--- begin Source material ---
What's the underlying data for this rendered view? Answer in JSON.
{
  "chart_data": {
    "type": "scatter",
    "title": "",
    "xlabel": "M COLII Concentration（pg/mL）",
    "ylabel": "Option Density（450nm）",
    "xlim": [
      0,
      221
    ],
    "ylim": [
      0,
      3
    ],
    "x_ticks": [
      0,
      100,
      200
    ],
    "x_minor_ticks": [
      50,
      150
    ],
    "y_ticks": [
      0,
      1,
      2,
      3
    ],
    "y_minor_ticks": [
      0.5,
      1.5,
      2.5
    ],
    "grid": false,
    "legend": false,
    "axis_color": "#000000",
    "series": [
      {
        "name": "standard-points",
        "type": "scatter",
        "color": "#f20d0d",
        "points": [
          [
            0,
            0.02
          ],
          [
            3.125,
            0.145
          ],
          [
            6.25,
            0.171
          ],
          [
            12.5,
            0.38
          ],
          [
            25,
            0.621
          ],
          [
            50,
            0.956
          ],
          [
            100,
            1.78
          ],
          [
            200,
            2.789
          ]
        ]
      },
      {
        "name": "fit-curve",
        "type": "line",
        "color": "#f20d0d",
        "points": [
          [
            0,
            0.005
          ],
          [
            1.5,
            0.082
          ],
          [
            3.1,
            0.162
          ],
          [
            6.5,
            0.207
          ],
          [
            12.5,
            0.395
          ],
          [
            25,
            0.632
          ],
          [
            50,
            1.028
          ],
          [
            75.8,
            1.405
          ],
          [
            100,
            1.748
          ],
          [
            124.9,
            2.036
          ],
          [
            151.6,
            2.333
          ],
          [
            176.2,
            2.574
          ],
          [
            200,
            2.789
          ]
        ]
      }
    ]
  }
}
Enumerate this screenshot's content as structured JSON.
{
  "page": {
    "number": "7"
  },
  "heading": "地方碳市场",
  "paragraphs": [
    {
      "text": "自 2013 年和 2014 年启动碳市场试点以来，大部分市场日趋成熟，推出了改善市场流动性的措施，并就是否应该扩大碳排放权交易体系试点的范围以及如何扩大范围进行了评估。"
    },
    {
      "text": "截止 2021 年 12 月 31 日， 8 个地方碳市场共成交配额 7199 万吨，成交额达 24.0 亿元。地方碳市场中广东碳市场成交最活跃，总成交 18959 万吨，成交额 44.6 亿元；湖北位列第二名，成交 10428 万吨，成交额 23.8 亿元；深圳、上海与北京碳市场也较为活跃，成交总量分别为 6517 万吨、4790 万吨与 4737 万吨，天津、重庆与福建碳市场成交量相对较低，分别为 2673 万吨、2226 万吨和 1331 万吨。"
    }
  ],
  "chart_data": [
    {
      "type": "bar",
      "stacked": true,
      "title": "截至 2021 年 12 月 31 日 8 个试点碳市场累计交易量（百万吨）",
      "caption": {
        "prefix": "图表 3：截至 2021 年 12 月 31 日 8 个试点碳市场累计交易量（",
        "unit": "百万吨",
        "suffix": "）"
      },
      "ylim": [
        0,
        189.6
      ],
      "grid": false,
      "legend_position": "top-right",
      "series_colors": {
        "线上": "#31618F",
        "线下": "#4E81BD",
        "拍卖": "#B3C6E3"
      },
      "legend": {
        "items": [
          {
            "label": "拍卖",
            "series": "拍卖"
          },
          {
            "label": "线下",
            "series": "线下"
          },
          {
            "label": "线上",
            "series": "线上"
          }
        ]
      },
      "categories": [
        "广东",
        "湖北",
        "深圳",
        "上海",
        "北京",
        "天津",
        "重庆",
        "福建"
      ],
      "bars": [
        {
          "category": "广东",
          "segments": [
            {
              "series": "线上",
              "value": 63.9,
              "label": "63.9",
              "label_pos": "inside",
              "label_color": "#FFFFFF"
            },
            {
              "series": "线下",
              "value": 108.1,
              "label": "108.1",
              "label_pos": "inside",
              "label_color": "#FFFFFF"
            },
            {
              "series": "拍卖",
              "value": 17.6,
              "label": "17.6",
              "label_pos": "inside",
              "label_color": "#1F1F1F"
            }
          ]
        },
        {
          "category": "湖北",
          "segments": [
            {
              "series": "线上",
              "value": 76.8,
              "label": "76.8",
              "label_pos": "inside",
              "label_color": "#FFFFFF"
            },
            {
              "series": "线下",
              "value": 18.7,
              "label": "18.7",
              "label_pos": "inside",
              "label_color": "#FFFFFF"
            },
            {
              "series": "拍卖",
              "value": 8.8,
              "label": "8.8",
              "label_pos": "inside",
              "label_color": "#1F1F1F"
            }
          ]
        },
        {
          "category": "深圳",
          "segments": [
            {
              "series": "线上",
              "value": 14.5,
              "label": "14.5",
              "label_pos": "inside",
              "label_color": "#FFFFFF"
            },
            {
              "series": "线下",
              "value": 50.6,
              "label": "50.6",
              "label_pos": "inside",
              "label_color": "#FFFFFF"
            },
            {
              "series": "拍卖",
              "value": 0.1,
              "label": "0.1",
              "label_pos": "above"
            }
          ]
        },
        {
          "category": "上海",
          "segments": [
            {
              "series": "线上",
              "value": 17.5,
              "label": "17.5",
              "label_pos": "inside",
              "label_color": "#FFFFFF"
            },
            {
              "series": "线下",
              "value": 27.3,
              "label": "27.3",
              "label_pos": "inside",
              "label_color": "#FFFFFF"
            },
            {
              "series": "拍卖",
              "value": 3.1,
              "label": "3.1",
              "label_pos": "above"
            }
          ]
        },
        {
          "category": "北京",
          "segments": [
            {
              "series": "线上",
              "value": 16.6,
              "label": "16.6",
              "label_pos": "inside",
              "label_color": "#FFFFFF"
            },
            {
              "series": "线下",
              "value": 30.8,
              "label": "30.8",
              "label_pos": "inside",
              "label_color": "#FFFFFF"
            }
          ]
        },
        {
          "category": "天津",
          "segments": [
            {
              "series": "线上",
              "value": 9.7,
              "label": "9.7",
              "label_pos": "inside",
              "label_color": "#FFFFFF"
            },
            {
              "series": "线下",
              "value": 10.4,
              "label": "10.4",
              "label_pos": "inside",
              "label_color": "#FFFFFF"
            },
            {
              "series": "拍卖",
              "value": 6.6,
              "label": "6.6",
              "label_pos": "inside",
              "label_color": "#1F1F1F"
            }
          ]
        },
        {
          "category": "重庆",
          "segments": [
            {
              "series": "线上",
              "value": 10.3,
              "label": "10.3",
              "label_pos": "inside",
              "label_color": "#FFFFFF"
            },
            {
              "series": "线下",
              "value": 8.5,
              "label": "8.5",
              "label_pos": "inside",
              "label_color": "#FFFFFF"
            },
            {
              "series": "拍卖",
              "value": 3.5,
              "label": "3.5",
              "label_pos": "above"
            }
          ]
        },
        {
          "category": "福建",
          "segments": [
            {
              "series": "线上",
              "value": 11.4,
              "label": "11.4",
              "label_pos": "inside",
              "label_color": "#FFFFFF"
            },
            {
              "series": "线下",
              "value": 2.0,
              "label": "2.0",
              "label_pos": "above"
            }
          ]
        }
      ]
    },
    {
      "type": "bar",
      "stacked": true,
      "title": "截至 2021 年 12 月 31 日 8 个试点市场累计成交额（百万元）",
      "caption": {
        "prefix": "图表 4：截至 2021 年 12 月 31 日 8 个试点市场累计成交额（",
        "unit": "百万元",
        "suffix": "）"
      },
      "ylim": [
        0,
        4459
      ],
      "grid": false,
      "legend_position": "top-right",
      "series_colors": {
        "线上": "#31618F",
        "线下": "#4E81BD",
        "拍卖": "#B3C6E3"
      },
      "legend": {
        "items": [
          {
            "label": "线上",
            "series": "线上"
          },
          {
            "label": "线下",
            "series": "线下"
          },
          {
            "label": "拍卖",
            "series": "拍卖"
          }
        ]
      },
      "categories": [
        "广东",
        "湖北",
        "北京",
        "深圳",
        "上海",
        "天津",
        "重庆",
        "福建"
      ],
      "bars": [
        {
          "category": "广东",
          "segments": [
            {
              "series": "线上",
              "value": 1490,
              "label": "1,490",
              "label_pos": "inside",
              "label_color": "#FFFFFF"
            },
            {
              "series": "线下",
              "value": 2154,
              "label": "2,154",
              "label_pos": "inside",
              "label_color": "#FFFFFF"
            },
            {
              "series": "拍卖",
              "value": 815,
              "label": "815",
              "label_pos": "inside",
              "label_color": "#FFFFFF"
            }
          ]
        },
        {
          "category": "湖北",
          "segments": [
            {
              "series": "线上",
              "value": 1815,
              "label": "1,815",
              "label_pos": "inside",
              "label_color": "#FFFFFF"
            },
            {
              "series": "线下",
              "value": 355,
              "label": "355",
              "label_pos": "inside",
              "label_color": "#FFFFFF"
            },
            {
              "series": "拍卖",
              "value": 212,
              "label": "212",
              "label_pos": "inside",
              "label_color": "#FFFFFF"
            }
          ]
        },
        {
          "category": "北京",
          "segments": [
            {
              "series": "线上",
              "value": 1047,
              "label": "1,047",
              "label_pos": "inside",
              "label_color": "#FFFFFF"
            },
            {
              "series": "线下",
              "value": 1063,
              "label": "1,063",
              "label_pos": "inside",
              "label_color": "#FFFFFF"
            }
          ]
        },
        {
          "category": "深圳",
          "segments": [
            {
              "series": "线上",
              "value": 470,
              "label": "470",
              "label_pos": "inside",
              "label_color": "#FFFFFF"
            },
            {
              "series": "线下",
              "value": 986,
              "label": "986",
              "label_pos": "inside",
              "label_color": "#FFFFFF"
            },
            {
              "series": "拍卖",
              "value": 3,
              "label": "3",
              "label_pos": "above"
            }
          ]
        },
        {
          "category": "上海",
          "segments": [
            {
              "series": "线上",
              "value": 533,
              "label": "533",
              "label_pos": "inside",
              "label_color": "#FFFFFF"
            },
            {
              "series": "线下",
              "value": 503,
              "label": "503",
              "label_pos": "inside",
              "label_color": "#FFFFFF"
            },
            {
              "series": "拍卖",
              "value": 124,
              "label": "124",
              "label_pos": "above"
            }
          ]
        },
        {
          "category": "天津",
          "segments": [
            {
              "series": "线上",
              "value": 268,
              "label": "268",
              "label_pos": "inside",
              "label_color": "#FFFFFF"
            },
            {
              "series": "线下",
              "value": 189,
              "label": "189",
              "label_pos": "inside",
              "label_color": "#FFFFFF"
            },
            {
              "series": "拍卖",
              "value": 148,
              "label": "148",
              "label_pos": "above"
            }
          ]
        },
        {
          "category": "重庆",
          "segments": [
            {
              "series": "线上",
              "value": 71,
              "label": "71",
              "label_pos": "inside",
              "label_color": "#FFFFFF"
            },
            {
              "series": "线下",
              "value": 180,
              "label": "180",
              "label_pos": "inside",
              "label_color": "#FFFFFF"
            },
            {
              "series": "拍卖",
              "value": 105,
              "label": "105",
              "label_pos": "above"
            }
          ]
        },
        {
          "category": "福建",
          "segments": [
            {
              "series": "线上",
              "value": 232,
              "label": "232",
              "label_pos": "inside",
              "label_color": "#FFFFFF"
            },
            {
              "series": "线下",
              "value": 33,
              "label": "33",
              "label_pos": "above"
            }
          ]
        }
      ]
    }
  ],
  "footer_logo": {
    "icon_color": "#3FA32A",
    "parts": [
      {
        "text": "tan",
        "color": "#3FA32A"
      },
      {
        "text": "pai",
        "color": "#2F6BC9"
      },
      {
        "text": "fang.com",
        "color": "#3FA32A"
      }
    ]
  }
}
--- end Source material ---
The exercise ▸ Copy all lines from the entries that contain the word "text".

Exercise answer ▸
      "text": "自 2013 年和 2014 年启动碳市场试点以来，大部分市场日趋成熟，推出了改善市场流动性的措施，并就是否应该扩大碳排放权交易体系试点的范围以及如何扩大范围进行了评估。"
      "text": "截止 2021 年 12 月 31 日， 8 个地方碳市场共成交配额 7199 万吨，成交额达 24.0 亿元。地方碳市场中广东碳市场成交最活跃，总成交 18959 万吨，成交额 44.6 亿元；湖北位列第二名，成交 10428 万吨，成交额 23.8 亿元；深圳、上海与北京碳市场也较为活跃，成交总量分别为 6517 万吨、4790 万吨与 4737 万吨，天津、重庆与福建碳市场成交量相对较低，分别为 2673 万吨、2226 万吨和 1331 万吨。"
        "text": "tan",
        "text": "pai",
        "text": "fang.com",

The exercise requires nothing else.